What you have to do :: Within this material, how many lines have the string "color" in them? The answer is a number, with nothing added.

(Excerpts from a figure dataset)
╭──
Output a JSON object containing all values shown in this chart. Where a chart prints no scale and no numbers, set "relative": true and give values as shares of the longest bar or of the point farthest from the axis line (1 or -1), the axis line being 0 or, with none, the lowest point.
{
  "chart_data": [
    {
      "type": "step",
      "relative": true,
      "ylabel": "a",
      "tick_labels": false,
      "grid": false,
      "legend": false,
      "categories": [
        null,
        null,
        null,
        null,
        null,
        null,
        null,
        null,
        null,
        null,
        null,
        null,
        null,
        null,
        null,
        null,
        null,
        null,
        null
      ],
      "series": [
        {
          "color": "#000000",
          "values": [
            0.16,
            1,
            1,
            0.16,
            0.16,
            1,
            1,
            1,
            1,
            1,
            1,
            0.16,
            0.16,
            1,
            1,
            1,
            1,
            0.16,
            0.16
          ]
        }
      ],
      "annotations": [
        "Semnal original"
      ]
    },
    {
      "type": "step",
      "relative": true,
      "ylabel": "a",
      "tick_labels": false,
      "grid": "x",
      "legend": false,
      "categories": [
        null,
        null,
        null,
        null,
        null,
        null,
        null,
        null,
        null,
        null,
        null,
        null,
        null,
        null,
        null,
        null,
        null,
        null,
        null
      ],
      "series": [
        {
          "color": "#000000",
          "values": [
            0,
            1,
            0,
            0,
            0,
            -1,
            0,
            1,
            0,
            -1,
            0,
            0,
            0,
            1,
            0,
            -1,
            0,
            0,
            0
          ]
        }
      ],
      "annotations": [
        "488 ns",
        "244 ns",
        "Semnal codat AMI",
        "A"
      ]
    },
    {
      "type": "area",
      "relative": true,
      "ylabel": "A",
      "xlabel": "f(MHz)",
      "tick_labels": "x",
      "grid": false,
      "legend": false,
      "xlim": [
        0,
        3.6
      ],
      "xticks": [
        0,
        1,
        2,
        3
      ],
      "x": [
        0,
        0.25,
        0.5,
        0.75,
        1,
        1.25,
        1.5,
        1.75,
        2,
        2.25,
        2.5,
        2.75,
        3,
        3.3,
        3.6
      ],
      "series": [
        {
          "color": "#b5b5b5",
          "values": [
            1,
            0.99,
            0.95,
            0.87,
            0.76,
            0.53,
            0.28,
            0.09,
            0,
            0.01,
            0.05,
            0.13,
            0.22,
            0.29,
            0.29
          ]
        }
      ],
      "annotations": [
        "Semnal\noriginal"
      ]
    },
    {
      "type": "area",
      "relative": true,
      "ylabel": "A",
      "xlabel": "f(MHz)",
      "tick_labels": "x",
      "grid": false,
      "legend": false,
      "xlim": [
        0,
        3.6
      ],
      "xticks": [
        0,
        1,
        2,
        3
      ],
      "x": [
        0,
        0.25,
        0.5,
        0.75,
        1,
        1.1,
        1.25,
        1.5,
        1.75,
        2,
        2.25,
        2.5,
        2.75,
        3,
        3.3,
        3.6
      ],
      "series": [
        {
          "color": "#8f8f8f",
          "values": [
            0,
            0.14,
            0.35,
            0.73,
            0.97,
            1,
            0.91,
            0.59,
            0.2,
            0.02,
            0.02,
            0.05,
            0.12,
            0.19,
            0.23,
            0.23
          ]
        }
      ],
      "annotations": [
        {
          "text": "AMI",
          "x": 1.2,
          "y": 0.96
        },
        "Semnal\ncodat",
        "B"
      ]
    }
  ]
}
╰──
Task solution :: 4